[start]

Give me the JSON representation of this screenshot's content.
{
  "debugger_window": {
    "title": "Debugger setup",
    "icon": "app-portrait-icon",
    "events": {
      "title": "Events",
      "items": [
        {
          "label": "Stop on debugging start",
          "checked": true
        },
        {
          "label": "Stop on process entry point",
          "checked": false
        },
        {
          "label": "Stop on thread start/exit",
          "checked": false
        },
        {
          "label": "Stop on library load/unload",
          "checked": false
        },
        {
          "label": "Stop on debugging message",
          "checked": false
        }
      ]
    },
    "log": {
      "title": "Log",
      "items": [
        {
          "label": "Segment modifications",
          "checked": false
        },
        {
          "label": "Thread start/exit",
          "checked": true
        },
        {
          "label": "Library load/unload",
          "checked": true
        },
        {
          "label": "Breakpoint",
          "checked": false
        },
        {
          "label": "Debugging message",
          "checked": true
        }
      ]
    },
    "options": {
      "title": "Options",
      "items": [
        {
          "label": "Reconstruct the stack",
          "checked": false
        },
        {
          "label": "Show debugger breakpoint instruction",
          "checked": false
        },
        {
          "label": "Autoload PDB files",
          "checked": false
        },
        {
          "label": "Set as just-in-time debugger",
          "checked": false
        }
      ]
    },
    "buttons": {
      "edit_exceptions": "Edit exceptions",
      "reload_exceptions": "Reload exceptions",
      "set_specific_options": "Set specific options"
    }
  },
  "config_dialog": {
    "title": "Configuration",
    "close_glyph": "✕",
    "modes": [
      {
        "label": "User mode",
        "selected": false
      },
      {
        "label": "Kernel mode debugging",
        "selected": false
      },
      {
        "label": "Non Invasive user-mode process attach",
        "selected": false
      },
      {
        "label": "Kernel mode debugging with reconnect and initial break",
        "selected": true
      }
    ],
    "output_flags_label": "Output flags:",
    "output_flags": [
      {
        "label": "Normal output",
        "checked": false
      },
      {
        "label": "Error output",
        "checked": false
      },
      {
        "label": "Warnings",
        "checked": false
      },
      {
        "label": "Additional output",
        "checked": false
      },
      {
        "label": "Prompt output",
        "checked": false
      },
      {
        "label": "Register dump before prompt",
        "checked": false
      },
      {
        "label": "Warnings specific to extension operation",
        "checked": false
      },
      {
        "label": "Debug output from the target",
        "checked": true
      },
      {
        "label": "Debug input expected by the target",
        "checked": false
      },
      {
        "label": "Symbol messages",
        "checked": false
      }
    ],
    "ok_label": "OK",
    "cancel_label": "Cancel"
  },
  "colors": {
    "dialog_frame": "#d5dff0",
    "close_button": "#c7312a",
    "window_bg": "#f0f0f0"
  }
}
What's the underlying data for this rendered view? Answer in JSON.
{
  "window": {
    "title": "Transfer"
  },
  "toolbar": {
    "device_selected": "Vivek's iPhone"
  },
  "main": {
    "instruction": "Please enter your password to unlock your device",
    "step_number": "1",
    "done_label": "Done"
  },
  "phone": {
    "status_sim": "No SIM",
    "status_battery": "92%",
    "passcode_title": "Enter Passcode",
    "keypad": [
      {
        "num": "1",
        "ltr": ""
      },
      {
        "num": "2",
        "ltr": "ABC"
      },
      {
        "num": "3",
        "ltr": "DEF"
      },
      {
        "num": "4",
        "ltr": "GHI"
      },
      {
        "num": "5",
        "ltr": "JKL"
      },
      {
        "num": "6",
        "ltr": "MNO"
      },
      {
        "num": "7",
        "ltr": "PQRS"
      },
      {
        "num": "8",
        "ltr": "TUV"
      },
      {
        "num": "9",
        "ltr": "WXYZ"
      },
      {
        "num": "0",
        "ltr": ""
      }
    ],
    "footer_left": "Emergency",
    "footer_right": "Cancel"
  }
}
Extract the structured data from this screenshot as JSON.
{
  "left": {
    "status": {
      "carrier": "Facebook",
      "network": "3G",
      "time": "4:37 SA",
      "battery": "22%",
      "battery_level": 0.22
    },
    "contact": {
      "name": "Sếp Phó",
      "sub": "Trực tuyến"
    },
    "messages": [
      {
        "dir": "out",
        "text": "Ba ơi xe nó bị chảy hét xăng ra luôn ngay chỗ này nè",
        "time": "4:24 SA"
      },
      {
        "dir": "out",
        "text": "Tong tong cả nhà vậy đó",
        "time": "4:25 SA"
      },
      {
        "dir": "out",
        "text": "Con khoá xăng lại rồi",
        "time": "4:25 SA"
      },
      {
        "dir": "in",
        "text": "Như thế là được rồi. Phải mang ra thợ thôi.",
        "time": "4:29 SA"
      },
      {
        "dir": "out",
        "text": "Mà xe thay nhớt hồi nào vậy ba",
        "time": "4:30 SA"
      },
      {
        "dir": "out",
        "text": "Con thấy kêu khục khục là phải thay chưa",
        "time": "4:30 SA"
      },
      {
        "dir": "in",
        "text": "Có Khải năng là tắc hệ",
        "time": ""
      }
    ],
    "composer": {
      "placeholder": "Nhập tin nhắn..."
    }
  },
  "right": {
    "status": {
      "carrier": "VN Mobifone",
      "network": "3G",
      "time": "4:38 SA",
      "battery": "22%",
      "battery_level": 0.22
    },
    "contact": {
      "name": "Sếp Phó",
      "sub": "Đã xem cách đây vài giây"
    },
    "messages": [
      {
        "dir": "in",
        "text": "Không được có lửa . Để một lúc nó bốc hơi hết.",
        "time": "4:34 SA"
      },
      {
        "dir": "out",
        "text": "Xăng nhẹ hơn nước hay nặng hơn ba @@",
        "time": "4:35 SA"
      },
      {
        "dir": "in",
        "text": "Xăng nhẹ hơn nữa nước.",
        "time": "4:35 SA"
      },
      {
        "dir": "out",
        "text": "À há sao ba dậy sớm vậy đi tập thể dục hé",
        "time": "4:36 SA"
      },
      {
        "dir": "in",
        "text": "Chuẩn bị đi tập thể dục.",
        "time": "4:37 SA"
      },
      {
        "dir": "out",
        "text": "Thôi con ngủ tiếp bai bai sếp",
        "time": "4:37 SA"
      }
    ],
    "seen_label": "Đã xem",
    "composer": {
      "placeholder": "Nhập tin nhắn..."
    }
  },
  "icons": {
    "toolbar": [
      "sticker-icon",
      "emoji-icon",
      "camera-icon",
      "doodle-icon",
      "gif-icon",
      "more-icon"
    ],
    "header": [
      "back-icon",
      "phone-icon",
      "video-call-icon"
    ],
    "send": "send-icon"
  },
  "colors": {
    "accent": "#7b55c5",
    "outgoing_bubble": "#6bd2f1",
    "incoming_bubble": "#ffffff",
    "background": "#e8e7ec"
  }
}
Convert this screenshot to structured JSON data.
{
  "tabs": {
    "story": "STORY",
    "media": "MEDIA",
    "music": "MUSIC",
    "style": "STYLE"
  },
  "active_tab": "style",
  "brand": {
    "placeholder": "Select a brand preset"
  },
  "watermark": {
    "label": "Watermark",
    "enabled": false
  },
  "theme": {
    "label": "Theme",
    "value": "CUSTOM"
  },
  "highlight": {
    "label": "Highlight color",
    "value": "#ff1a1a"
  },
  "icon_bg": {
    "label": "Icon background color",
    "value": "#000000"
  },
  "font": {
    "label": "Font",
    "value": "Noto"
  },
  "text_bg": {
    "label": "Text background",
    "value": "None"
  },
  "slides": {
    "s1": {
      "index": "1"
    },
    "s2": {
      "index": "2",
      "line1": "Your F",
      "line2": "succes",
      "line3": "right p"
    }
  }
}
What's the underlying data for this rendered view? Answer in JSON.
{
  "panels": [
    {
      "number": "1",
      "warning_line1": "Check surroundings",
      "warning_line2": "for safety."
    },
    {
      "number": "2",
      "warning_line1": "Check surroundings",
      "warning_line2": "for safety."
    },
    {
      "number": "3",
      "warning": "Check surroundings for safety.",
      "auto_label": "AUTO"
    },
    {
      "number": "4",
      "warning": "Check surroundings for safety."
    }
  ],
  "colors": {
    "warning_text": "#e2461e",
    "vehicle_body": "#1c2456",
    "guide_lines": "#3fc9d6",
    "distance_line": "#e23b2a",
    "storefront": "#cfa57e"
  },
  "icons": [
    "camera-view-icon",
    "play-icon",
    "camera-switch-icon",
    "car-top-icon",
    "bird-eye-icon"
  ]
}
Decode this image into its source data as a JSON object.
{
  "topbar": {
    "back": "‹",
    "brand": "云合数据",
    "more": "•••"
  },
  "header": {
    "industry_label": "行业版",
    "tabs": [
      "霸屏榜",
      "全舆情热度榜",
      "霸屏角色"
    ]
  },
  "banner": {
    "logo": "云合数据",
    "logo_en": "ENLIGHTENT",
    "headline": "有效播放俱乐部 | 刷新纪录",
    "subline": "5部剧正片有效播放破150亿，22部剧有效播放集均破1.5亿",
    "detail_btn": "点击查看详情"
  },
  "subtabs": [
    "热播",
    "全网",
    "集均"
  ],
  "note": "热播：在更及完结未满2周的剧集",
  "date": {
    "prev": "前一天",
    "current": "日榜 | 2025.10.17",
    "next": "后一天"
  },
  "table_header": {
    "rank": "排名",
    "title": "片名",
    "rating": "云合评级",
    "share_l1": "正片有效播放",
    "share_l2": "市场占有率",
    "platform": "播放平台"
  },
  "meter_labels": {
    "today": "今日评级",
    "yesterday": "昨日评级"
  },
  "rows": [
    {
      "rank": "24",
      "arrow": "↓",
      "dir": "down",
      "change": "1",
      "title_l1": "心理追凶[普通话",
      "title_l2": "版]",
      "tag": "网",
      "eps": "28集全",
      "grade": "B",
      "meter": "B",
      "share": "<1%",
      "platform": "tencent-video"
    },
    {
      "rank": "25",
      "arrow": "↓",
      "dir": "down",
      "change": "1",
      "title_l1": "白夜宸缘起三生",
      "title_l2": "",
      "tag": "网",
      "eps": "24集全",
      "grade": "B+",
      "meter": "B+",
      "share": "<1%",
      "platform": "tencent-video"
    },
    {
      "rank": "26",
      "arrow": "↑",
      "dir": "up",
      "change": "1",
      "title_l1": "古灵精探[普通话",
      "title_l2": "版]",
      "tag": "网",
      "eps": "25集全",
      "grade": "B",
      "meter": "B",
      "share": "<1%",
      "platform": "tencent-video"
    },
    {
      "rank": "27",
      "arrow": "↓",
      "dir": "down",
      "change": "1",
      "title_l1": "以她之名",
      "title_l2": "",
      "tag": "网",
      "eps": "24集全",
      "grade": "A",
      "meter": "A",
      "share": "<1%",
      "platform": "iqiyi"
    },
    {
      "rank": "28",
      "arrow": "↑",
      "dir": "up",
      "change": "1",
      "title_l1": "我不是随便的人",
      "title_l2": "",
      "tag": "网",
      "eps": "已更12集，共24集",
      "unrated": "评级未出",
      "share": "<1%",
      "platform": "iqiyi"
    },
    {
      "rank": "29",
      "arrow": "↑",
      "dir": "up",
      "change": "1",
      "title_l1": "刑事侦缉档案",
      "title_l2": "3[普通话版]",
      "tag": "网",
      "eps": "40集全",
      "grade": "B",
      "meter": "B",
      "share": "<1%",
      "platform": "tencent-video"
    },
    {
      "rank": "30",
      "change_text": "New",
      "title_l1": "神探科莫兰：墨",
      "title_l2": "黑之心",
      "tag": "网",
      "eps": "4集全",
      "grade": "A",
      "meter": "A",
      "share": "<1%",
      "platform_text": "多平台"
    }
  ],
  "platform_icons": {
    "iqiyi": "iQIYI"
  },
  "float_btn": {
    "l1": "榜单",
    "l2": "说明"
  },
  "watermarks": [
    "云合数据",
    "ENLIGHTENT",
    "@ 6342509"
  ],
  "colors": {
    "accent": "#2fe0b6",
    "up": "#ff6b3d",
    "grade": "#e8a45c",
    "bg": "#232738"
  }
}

[end]

▶ [Problem requirements]: Copy out each line in the preceding records that contains "brand".

▶ [Response to this exercise]:
  "brand": {
    "placeholder": "Select a brand preset"
    "brand": "云合数据",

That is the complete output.